BEGIN Listing
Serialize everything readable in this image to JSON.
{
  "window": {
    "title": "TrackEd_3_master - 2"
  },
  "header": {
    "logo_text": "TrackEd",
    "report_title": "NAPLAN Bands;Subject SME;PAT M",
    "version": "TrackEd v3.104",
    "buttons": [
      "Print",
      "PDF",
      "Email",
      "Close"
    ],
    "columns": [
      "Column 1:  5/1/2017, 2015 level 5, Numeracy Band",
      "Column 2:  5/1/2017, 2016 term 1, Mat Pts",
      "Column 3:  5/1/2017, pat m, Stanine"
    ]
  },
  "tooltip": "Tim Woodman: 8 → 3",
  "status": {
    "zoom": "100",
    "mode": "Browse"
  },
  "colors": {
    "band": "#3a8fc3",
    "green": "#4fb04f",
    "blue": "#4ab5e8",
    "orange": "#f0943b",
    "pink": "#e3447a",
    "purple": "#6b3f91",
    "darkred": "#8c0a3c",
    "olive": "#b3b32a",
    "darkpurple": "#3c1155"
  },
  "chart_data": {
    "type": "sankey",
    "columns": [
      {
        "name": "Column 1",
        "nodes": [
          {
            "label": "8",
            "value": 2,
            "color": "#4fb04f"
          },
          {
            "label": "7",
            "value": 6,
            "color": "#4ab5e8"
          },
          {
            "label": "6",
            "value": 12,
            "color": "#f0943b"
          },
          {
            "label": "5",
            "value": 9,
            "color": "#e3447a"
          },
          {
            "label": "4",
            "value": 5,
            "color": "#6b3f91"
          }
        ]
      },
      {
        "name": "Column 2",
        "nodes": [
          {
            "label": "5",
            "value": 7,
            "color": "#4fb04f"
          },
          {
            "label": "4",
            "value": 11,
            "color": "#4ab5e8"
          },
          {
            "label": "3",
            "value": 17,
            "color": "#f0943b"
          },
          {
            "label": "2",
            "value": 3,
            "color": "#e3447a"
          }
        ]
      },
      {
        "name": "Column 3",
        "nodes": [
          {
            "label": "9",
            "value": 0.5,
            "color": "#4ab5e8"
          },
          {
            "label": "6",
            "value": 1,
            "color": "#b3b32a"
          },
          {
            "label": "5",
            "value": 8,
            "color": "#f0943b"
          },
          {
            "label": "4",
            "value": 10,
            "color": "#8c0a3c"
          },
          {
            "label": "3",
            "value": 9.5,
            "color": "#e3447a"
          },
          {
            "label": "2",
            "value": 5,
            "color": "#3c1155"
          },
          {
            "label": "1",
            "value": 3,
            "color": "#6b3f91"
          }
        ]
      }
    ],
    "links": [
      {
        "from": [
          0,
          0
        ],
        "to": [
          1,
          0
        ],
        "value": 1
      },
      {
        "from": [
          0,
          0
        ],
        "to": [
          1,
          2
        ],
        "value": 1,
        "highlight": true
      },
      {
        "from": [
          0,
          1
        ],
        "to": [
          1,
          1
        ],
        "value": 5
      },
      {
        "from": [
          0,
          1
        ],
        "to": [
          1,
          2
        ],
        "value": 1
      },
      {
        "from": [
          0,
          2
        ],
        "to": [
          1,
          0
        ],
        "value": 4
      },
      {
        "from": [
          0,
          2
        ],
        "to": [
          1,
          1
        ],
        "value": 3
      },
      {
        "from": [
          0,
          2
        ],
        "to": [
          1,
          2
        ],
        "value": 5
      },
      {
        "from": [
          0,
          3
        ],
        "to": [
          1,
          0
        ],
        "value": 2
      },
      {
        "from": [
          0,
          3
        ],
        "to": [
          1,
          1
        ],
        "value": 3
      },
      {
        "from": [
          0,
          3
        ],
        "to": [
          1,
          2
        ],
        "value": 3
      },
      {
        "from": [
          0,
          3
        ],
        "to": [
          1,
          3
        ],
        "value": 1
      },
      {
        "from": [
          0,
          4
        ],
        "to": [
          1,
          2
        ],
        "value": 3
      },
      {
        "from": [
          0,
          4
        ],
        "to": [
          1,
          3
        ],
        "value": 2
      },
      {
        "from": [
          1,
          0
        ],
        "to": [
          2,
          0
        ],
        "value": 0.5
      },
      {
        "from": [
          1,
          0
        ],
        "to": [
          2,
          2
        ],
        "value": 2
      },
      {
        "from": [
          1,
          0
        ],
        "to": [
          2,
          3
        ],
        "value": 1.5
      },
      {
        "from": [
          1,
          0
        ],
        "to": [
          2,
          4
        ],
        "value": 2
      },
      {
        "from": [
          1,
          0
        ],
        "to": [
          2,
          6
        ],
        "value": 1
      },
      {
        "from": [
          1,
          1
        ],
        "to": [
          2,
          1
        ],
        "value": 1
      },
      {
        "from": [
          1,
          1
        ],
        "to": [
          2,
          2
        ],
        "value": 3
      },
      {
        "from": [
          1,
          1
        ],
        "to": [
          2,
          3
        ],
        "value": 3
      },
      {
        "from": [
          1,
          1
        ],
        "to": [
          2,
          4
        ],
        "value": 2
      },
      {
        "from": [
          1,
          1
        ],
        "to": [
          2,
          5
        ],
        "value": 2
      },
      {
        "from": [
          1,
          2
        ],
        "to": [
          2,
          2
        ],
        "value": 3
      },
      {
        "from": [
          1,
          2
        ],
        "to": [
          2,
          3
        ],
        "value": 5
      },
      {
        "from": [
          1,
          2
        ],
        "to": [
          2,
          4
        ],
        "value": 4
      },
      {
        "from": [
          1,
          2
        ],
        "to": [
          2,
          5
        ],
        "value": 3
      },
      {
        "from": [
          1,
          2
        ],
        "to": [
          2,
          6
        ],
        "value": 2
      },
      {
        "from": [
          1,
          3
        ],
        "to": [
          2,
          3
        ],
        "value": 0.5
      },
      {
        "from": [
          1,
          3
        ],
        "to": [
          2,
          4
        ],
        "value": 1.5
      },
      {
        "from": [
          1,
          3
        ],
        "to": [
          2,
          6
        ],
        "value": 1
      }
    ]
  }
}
END Listing
Count every line above that holds the word "name", and state the number and nothing more.

Result of the task: 3